- Instructions to follow -
State how many lines of the records contain the string "retweets", and give no other information.

*** Data supplied ***

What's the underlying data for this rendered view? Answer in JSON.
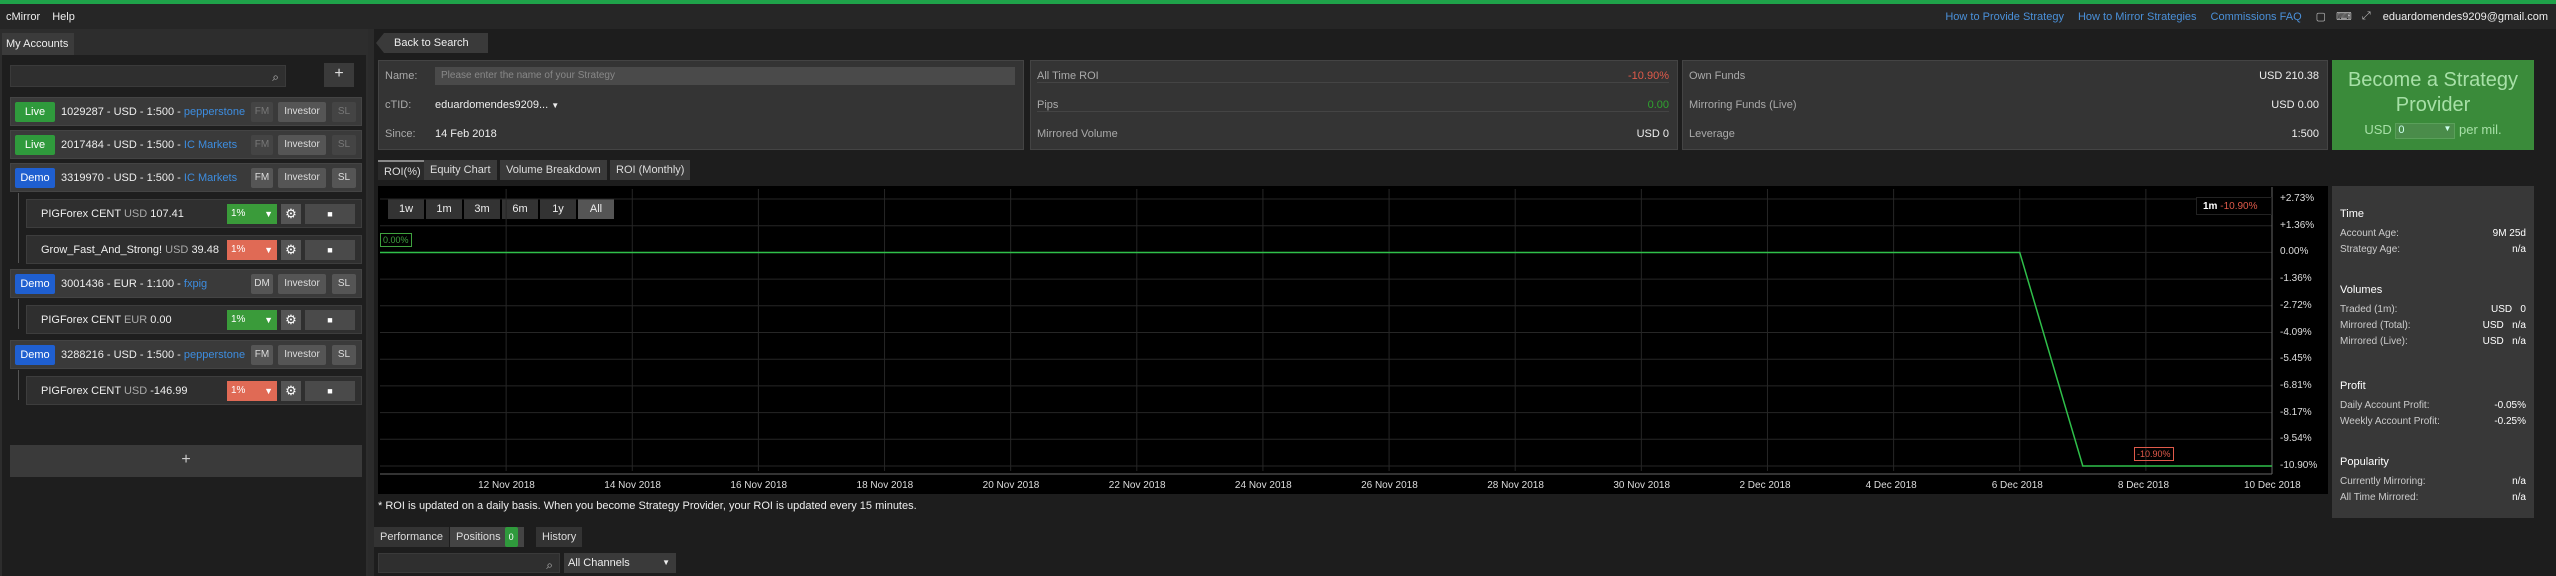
{
  "menubar": {
    "items": [
      "cMirror",
      "Help"
    ],
    "links": [
      "How to Provide Strategy",
      "How to Mirror Strategies",
      "Commissions FAQ"
    ],
    "user": "eduardomendes9209@gmail.com"
  },
  "sidebar": {
    "tab": "My Accounts",
    "add_label": "+",
    "add_account_label": "+",
    "accounts": [
      {
        "type": "Live",
        "text": "1029287 - USD - 1:500 - ",
        "broker": "pepperstone",
        "fm": "FM",
        "investor": "Investor",
        "sl": "SL"
      },
      {
        "type": "Live",
        "text": "2017484 - USD - 1:500 - ",
        "broker": "IC Markets",
        "fm": "FM",
        "investor": "Investor",
        "sl": "SL"
      },
      {
        "type": "Demo",
        "text": "3319970 - USD - 1:500 - ",
        "broker": "IC Markets",
        "fm": "FM",
        "investor": "Investor",
        "sl": "SL"
      },
      {
        "type": "Demo",
        "text": "3001436 - EUR - 1:100 - ",
        "broker": "fxpig",
        "fm": "DM",
        "investor": "Investor",
        "sl": "SL"
      },
      {
        "type": "Demo",
        "text": "3288216 - USD - 1:500 - ",
        "broker": "pepperstone",
        "fm": "FM",
        "investor": "Investor",
        "sl": "SL"
      }
    ],
    "strategies": [
      {
        "name": "PIGForex CENT",
        "cur": "USD",
        "val": "107.41",
        "pct": "1%"
      },
      {
        "name": "Grow_Fast_And_Strong!",
        "cur": "USD",
        "val": "39.48",
        "pct": "1%"
      },
      {
        "name": "PIGForex CENT",
        "cur": "EUR",
        "val": "0.00",
        "pct": "1%"
      },
      {
        "name": "PIGForex CENT",
        "cur": "USD",
        "val": "-146.99",
        "pct": "1%"
      }
    ]
  },
  "back_label": "Back to Search",
  "info": {
    "name_label": "Name:",
    "name_placeholder": "Please enter the name of your Strategy",
    "ctid_label": "cTID:",
    "ctid_value": "eduardomendes9209...",
    "since_label": "Since:",
    "since_value": "14 Feb 2018"
  },
  "stats": {
    "roi_label": "All Time ROI",
    "roi_value": "-10.90%",
    "pips_label": "Pips",
    "pips_value": "0.00",
    "mv_label": "Mirrored Volume",
    "mv_value": "USD 0"
  },
  "funds": {
    "own_label": "Own Funds",
    "own_value": "USD 210.38",
    "mf_label": "Mirroring Funds (Live)",
    "mf_value": "USD 0.00",
    "lev_label": "Leverage",
    "lev_value": "1:500"
  },
  "become": {
    "title": "Become a Strategy Provider",
    "usd": "USD",
    "sel": "0",
    "per": "per mil."
  },
  "tabs": [
    "ROI(%)",
    "Equity Chart",
    "Volume Breakdown",
    "ROI (Monthly)"
  ],
  "ranges": [
    "1w",
    "1m",
    "3m",
    "6m",
    "1y",
    "All"
  ],
  "legend": {
    "period": "1m",
    "value": "-10.90%"
  },
  "chart_data": {
    "type": "line",
    "x": [
      "2018-11-10",
      "2018-12-06",
      "2018-12-07",
      "2018-12-10"
    ],
    "series": [
      {
        "values": [
          0,
          0,
          -10.9,
          -10.9
        ]
      }
    ],
    "xticks": [
      "12 Nov 2018",
      "14 Nov 2018",
      "16 Nov 2018",
      "18 Nov 2018",
      "20 Nov 2018",
      "22 Nov 2018",
      "24 Nov 2018",
      "26 Nov 2018",
      "28 Nov 2018",
      "30 Nov 2018",
      "2 Dec 2018",
      "4 Dec 2018",
      "6 Dec 2018",
      "8 Dec 2018",
      "10 Dec 2018"
    ],
    "yticks": [
      "+2.73%",
      "+1.36%",
      "0.00%",
      "-1.36%",
      "-2.72%",
      "-4.09%",
      "-5.45%",
      "-6.81%",
      "-8.17%",
      "-9.54%",
      "-10.90%"
    ],
    "ylim": [
      -10.9,
      2.73
    ],
    "start_label": "0.00%",
    "end_label": "-10.90%",
    "grid": true
  },
  "note": "* ROI is updated on a daily basis. When you become Strategy Provider, your ROI is updated every 15 minutes.",
  "side": {
    "time_h": "Time",
    "age_l": "Account Age:",
    "age_v": "9M 25d",
    "sage_l": "Strategy Age:",
    "sage_v": "n/a",
    "vol_h": "Volumes",
    "tr_l": "Traded (1m):",
    "tr_v": "USD   0",
    "mt_l": "Mirrored (Total):",
    "mt_v": "USD   n/a",
    "ml_l": "Mirrored (Live):",
    "ml_v": "USD   n/a",
    "profit_h": "Profit",
    "dp_l": "Daily Account Profit:",
    "dp_v": "-0.05%",
    "wp_l": "Weekly Account Profit:",
    "wp_v": "-0.25%",
    "pop_h": "Popularity",
    "cm_l": "Currently Mirroring:",
    "cm_v": "n/a",
    "atm_l": "All Time Mirrored:",
    "atm_v": "n/a"
  },
  "bottom_tabs": {
    "perf": "Performance",
    "pos": "Positions",
    "pos_count": "0",
    "hist": "History",
    "channels": "All Channels"
  }
}
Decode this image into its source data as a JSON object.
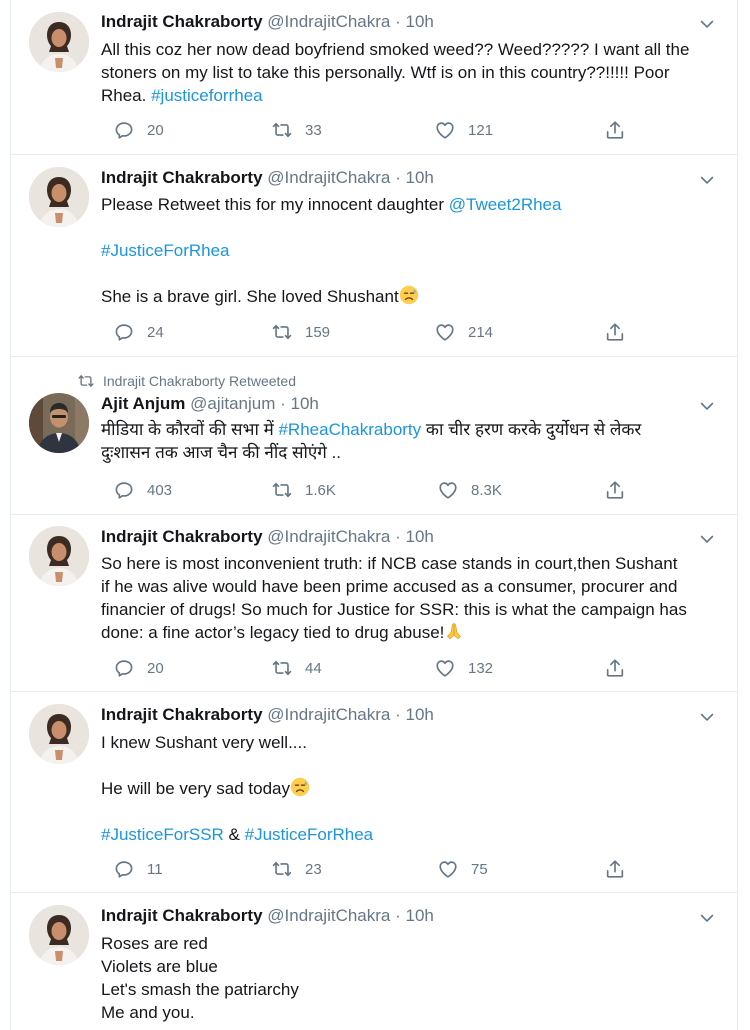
{
  "tweets": [
    {
      "name": "Indrajit Chakraborty",
      "handle": "@IndrajitChakra",
      "time": "10h",
      "lines": [
        "All this coz her now dead boyfriend smoked weed?? Weed????? I want all the",
        "stoners on my list to take this personally. Wtf is on in this country??!!!!! Poor",
        "Rhea. "
      ],
      "hashtag": "#justiceforrhea",
      "replies": "20",
      "retweets": "33",
      "likes": "121"
    },
    {
      "name": "Indrajit Chakraborty",
      "handle": "@IndrajitChakra",
      "time": "10h",
      "line1": "Please Retweet this for my innocent daughter ",
      "mention": "@Tweet2Rhea",
      "hashtag": "#JusticeForRhea",
      "line3": "She is a brave girl. She loved Shushant",
      "replies": "24",
      "retweets": "159",
      "likes": "214"
    },
    {
      "retweet_label": "Indrajit Chakraborty Retweeted",
      "name": "Ajit Anjum",
      "handle": "@ajitanjum",
      "time": "10h",
      "line1_pre": "मीडिया के कौरवों की सभा में ",
      "hashtag": "#RheaChakraborty",
      "line1_post": " का चीर हरण करके दुर्योधन से लेकर",
      "line2": "दुःशासन तक आज चैन की नींद सोएंगे ..",
      "replies": "403",
      "retweets": "1.6K",
      "likes": "8.3K"
    },
    {
      "name": "Indrajit Chakraborty",
      "handle": "@IndrajitChakra",
      "time": "10h",
      "lines": [
        "So here is most inconvenient truth: if NCB case stands in court,then Sushant",
        "if he was alive would have been prime accused as a consumer, procurer and",
        "financier of drugs! So much for Justice for SSR: this is what the campaign has",
        "done: a fine actor’s legacy tied to drug abuse!"
      ],
      "replies": "20",
      "retweets": "44",
      "likes": "132"
    },
    {
      "name": "Indrajit Chakraborty",
      "handle": "@IndrajitChakra",
      "time": "10h",
      "line1": "I knew Sushant very well....",
      "line2": "He will be very sad today",
      "hashtag1": "#JusticeForSSR",
      "amp": " & ",
      "hashtag2": "#JusticeForRhea",
      "replies": "11",
      "retweets": "23",
      "likes": "75"
    },
    {
      "name": "Indrajit Chakraborty",
      "handle": "@IndrajitChakra",
      "time": "10h",
      "lines": [
        "Roses are red",
        "Violets are blue",
        "Let's smash the patriarchy",
        "Me and you."
      ]
    }
  ],
  "icons": {
    "reply": "reply-icon",
    "retweet": "retweet-icon",
    "like": "heart-icon",
    "share": "share-icon",
    "more": "chevron-down-icon"
  },
  "colors": {
    "link": "#1b95e0",
    "meta": "#657786",
    "border": "#e6ecf0"
  }
}
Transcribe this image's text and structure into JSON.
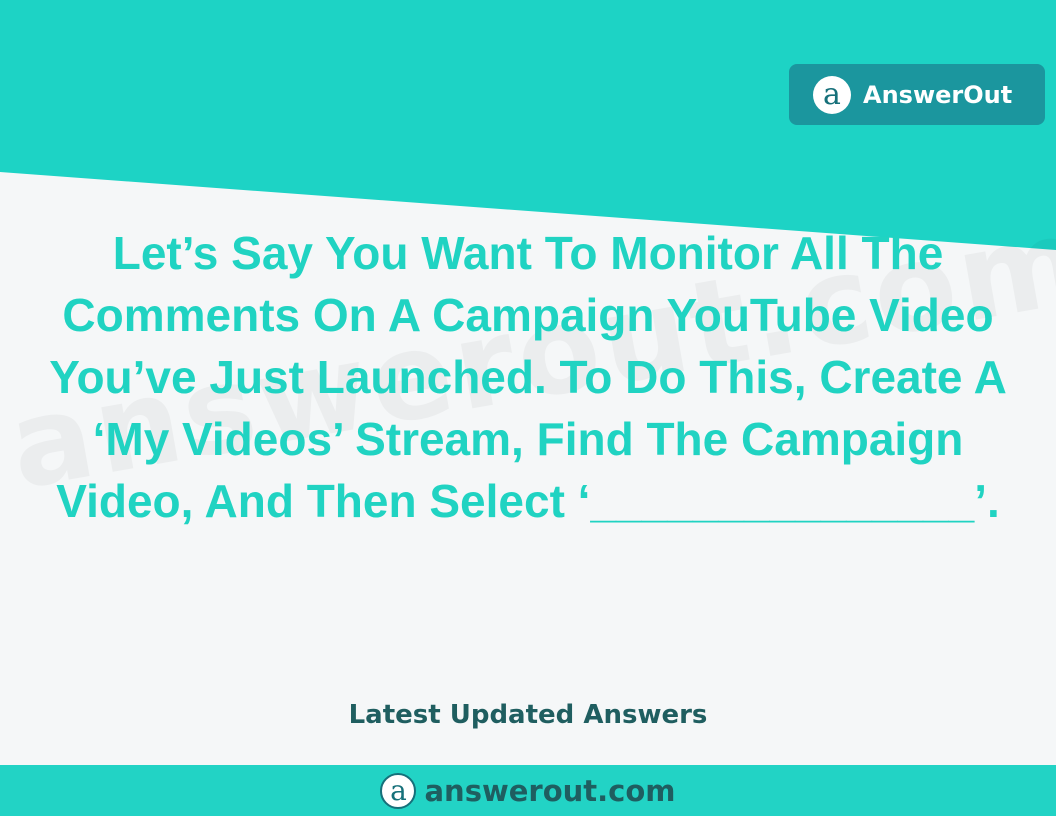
{
  "colors": {
    "accent": "#1dd3c5",
    "badge": "#1b969e",
    "question_text": "#20d3c2",
    "dark_text": "#1f5e60",
    "background": "#f5f7f8"
  },
  "header": {
    "logo_glyph": "a",
    "brand_name": "AnswerOut"
  },
  "watermark": "answerout.com",
  "question": {
    "text": "Let’s Say You Want To Monitor All The Comments On A Campaign YouTube Video You’ve Just Launched. To Do This, Create A ‘My Videos’ Stream, Find The Campaign Video, And Then Select ‘_______________’."
  },
  "tagline": "Latest Updated Answers",
  "footer": {
    "logo_glyph": "a",
    "site": "answerout.com"
  }
}
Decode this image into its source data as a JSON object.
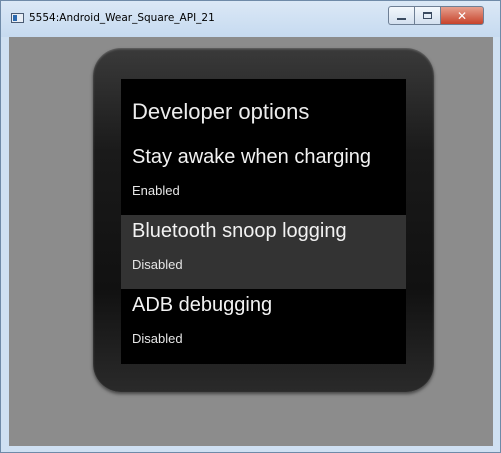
{
  "window": {
    "title": "5554:Android_Wear_Square_API_21",
    "controls": {
      "minimize_icon": "minimize-icon",
      "maximize_icon": "maximize-icon",
      "close_icon": "close-icon",
      "close_label": "✕"
    }
  },
  "screen": {
    "title": "Developer options",
    "options": [
      {
        "title": "Stay awake when charging",
        "status": "Enabled",
        "selected": false
      },
      {
        "title": "Bluetooth snoop logging",
        "status": "Disabled",
        "selected": true
      },
      {
        "title": "ADB debugging",
        "status": "Disabled",
        "selected": false
      }
    ]
  },
  "colors": {
    "emulator_background": "#8c8c8c",
    "screen_background": "#000000",
    "selected_row": "#333333",
    "close_button": "#c7432b"
  }
}
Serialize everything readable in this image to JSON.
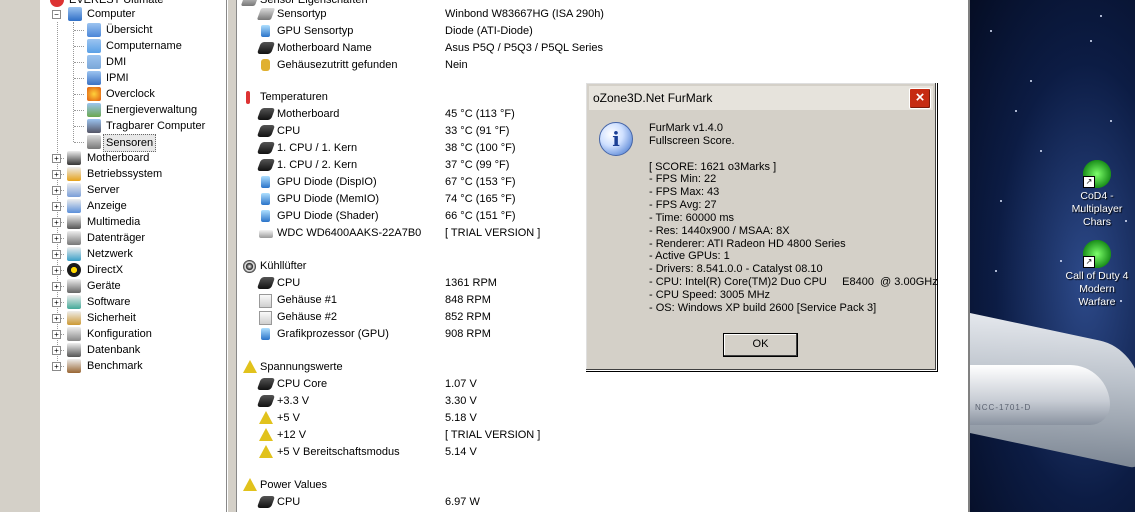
{
  "tree": {
    "top_partial": "EVEREST Ultimate",
    "computer": "Computer",
    "computer_children": [
      "Übersicht",
      "Computername",
      "DMI",
      "IPMI",
      "Overclock",
      "Energieverwaltung",
      "Tragbarer Computer",
      "Sensoren"
    ],
    "categories": [
      "Motherboard",
      "Betriebssystem",
      "Server",
      "Anzeige",
      "Multimedia",
      "Datenträger",
      "Netzwerk",
      "DirectX",
      "Geräte",
      "Software",
      "Sicherheit",
      "Konfiguration",
      "Datenbank",
      "Benchmark"
    ]
  },
  "list": {
    "top_partial": "Sensor Eigenschaften",
    "rows": [
      {
        "name": "Sensortyp",
        "value": "Winbond W83667HG  (ISA 290h)"
      },
      {
        "name": "GPU Sensortyp",
        "value": "Diode  (ATI-Diode)"
      },
      {
        "name": "Motherboard Name",
        "value": "Asus P5Q / P5Q3 / P5QL Series"
      },
      {
        "name": "Gehäusezutritt gefunden",
        "value": "Nein"
      }
    ],
    "sections": [
      {
        "title": "Temperaturen",
        "rows": [
          {
            "name": "Motherboard",
            "value": "45 °C  (113 °F)"
          },
          {
            "name": "CPU",
            "value": "33 °C  (91 °F)"
          },
          {
            "name": "1. CPU / 1. Kern",
            "value": "38 °C  (100 °F)"
          },
          {
            "name": "1. CPU / 2. Kern",
            "value": "37 °C  (99 °F)"
          },
          {
            "name": "GPU Diode (DispIO)",
            "value": "67 °C  (153 °F)"
          },
          {
            "name": "GPU Diode (MemIO)",
            "value": "74 °C  (165 °F)"
          },
          {
            "name": "GPU Diode (Shader)",
            "value": "66 °C  (151 °F)"
          },
          {
            "name": "WDC WD6400AAKS-22A7B0",
            "value": "[ TRIAL VERSION ]"
          }
        ]
      },
      {
        "title": "Kühllüfter",
        "rows": [
          {
            "name": "CPU",
            "value": "1361 RPM"
          },
          {
            "name": "Gehäuse #1",
            "value": "848 RPM"
          },
          {
            "name": "Gehäuse #2",
            "value": "852 RPM"
          },
          {
            "name": "Grafikprozessor (GPU)",
            "value": "908 RPM"
          }
        ]
      },
      {
        "title": "Spannungswerte",
        "rows": [
          {
            "name": "CPU Core",
            "value": "1.07 V"
          },
          {
            "name": "+3.3 V",
            "value": "3.30 V"
          },
          {
            "name": "+5 V",
            "value": "5.18 V"
          },
          {
            "name": "+12 V",
            "value": "[ TRIAL VERSION ]"
          },
          {
            "name": "+5 V Bereitschaftsmodus",
            "value": "5.14 V"
          }
        ]
      },
      {
        "title": "Power Values",
        "rows": [
          {
            "name": "CPU",
            "value": "6.97 W"
          }
        ]
      }
    ]
  },
  "dialog": {
    "title": "oZone3D.Net FurMark",
    "close": "×",
    "icon": "i",
    "lines": [
      "FurMark v1.4.0",
      "Fullscreen Score.",
      "",
      "[ SCORE: 1621 o3Marks ]",
      "- FPS Min: 22",
      "- FPS Max: 43",
      "- FPS Avg: 27",
      "- Time: 60000 ms",
      "- Res: 1440x900 / MSAA: 8X",
      "- Renderer: ATI Radeon HD 4800 Series",
      "- Active GPUs: 1",
      "- Drivers: 8.541.0.0 - Catalyst 08.10",
      "- CPU: Intel(R) Core(TM)2 Duo CPU     E8400  @ 3.00GHz",
      "- CPU Speed: 3005 MHz",
      "- OS: Windows XP build 2600 [Service Pack 3]"
    ],
    "ok": "OK"
  },
  "desktop": {
    "icons": [
      {
        "label": "CoD4 - Multiplayer Chars"
      },
      {
        "label": "Call of Duty 4 Modern Warfare"
      }
    ],
    "ship_text": "NCC-1701-D"
  }
}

***

- Final answer -
5